§ Request: Which lines include the word "sommes"? Copy each of them.

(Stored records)
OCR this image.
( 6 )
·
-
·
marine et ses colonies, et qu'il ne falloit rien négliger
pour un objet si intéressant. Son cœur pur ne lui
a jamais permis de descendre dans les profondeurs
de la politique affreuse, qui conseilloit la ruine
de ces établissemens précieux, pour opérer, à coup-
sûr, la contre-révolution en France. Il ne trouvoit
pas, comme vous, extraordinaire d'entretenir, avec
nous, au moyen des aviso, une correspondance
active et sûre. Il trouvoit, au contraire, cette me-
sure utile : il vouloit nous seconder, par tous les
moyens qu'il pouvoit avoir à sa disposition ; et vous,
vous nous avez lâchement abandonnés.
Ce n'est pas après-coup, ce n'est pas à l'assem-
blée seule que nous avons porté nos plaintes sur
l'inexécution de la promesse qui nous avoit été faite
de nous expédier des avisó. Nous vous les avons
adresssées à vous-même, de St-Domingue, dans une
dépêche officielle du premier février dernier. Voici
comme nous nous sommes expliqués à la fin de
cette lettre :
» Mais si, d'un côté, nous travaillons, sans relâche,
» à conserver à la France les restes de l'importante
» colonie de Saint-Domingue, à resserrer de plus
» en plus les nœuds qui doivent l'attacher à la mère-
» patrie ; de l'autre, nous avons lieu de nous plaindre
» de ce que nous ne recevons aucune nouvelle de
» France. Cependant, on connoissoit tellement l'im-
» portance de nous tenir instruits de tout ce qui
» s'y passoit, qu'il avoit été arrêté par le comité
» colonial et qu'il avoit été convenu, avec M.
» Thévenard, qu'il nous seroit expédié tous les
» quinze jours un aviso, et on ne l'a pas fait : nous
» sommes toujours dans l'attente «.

§ Complete response:
comme nous nous sommes expliqués à la fin de
» sommes toujours dans l'attente «.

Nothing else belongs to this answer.